Make an exact copy of the records, with the images left out.

__________________________________________________

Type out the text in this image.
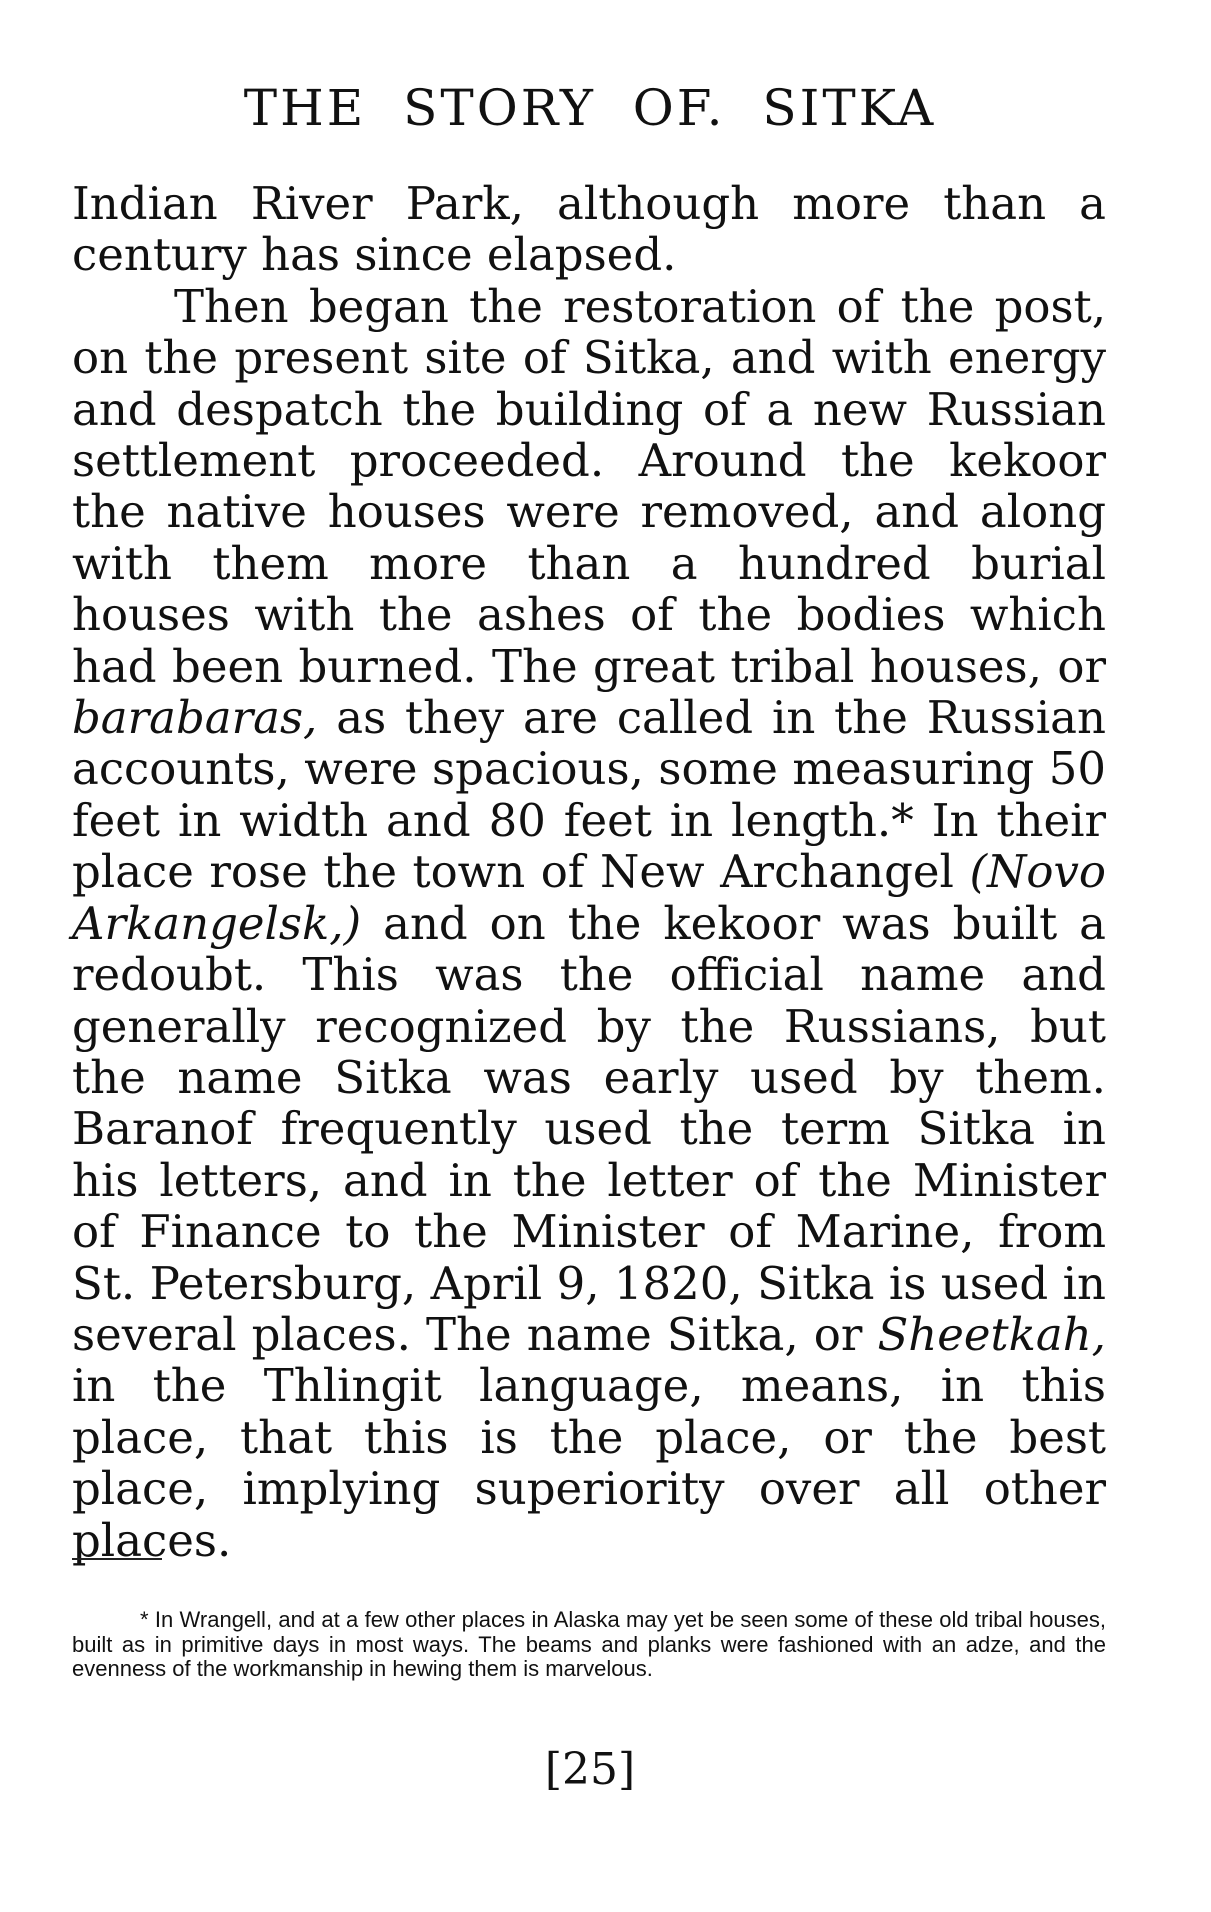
THE STORY OF. SITKA

Indian River Park, although more than a century has since elapsed.

Then began the restoration of the post, on the present site of Sitka, and with energy and despatch the building of a new Russian settlement proceeded. Around the kekoor the native houses were removed, and along with them more than a hundred burial houses with the ashes of the bodies which had been burned. The great tribal houses, or barabaras, as they are called in the Russian accounts, were spacious, some measuring 50 feet in width and 80 feet in length.* In their place rose the town of New Archangel (Novo Arkangelsk,) and on the kekoor was built a redoubt. This was the official name and generally recognized by the Russians, but the name Sitka was early used by them. Baranof frequently used the term Sitka in his letters, and in the letter of the Minister of Finance to the Minister of Marine, from St. Petersburg, April 9, 1820, Sitka is used in several places. The name Sitka, or Sheetkah, in the Thlingit language, means, in this place, that this is the place, or the best place, implying superiority over all other places.

* In Wrangell, and at a few other places in Alaska may yet be seen some of these old tribal houses, built as in primitive days in most ways. The beams and planks were fashioned with an adze, and the evenness of the workmanship in hewing them is marvelous.

[25]
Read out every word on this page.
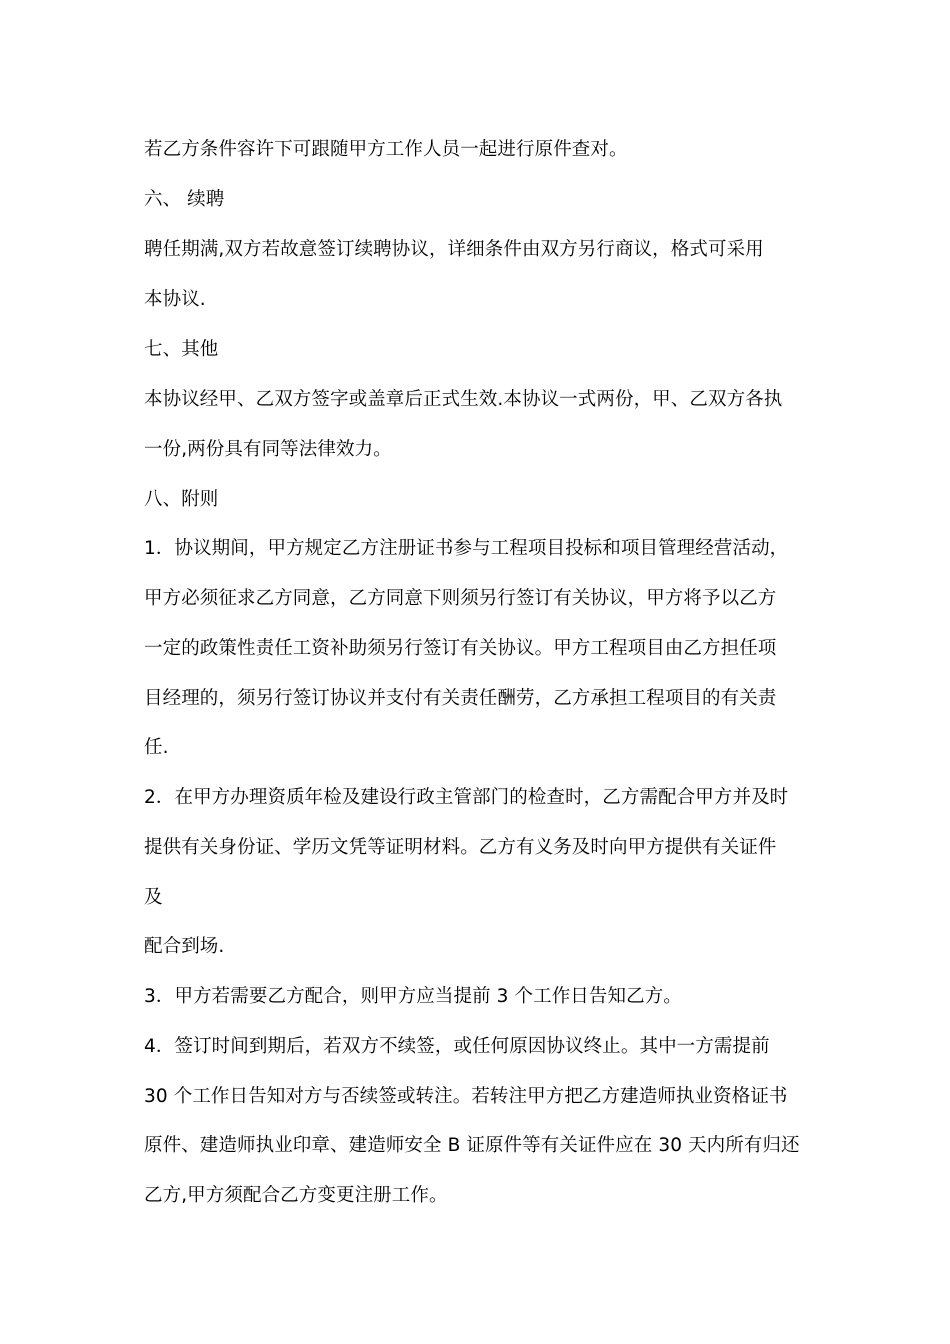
若乙方条件容许下可跟随甲方工作人员一起进行原件查对。
六、 续聘
聘任期满,双方若故意签订续聘协议，详细条件由双方另行商议，格式可采用
本协议.
七、其他
本协议经甲、乙双方签字或盖章后正式生效.本协议一式两份，甲、乙双方各执
一份,两份具有同等法律效力。
八、附则
1．协议期间，甲方规定乙方注册证书参与工程项目投标和项目管理经营活动，
甲方必须征求乙方同意，乙方同意下则须另行签订有关协议，甲方将予以乙方
一定的政策性责任工资补助须另行签订有关协议。甲方工程项目由乙方担任项
目经理的，须另行签订协议并支付有关责任酬劳，乙方承担工程项目的有关责
任.
2．在甲方办理资质年检及建设行政主管部门的检查时，乙方需配合甲方并及时
提供有关身份证、学历文凭等证明材料。乙方有义务及时向甲方提供有关证件
及
配合到场.
3．甲方若需要乙方配合，则甲方应当提前 3 个工作日告知乙方。
4．签订时间到期后，若双方不续签，或任何原因协议终止。其中一方需提前
30 个工作日告知对方与否续签或转注。若转注甲方把乙方建造师执业资格证书
原件、建造师执业印章、建造师安全 B 证原件等有关证件应在 30 天内所有归还
乙方,甲方须配合乙方变更注册工作。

__________________________________________________

#### ANSWER TO THE EXERCISE
Type out the text in this image.
THE STORY OF. SITKA

Indian River Park, although more than a century has since elapsed.

Then began the restoration of the post, on the present site of Sitka, and with energy and despatch the building of a new Russian settlement proceeded. Around the kekoor the native houses were removed, and along with them more than a hundred burial houses with the ashes of the bodies which had been burned. The great tribal houses, or barabaras, as they are called in the Russian accounts, were spacious, some measuring 50 feet in width and 80 feet in length.* In their place rose the town of New Archangel (Novo Arkangelsk,) and on the kekoor was built a redoubt. This was the official name and generally recognized by the Russians, but the name Sitka was early used by them. Baranof frequently used the term Sitka in his letters, and in the letter of the Minister of Finance to the Minister of Marine, from St. Petersburg, April 9, 1820, Sitka is used in several places. The name Sitka, or Sheetkah, in the Thlingit language, means, in this place, that this is the place, or the best place, implying superiority over all other places.

* In Wrangell, and at a few other places in Alaska may yet be seen some of these old tribal houses, built as in primitive days in most ways. The beams and planks were fashioned with an adze, and the evenness of the workmanship in hewing them is marvelous.

[25]
Read out every word on this page.
若乙方条件容许下可跟随甲方工作人员一起进行原件查对。
六、 续聘
聘任期满,双方若故意签订续聘协议，详细条件由双方另行商议，格式可采用
本协议.
七、其他
本协议经甲、乙双方签字或盖章后正式生效.本协议一式两份，甲、乙双方各执
一份,两份具有同等法律效力。
八、附则
1．协议期间，甲方规定乙方注册证书参与工程项目投标和项目管理经营活动，
甲方必须征求乙方同意，乙方同意下则须另行签订有关协议，甲方将予以乙方
一定的政策性责任工资补助须另行签订有关协议。甲方工程项目由乙方担任项
目经理的，须另行签订协议并支付有关责任酬劳，乙方承担工程项目的有关责
任.
2．在甲方办理资质年检及建设行政主管部门的检查时，乙方需配合甲方并及时
提供有关身份证、学历文凭等证明材料。乙方有义务及时向甲方提供有关证件
及
配合到场.
3．甲方若需要乙方配合，则甲方应当提前 3 个工作日告知乙方。
4．签订时间到期后，若双方不续签，或任何原因协议终止。其中一方需提前
30 个工作日告知对方与否续签或转注。若转注甲方把乙方建造师执业资格证书
原件、建造师执业印章、建造师安全 B 证原件等有关证件应在 30 天内所有归还
乙方,甲方须配合乙方变更注册工作。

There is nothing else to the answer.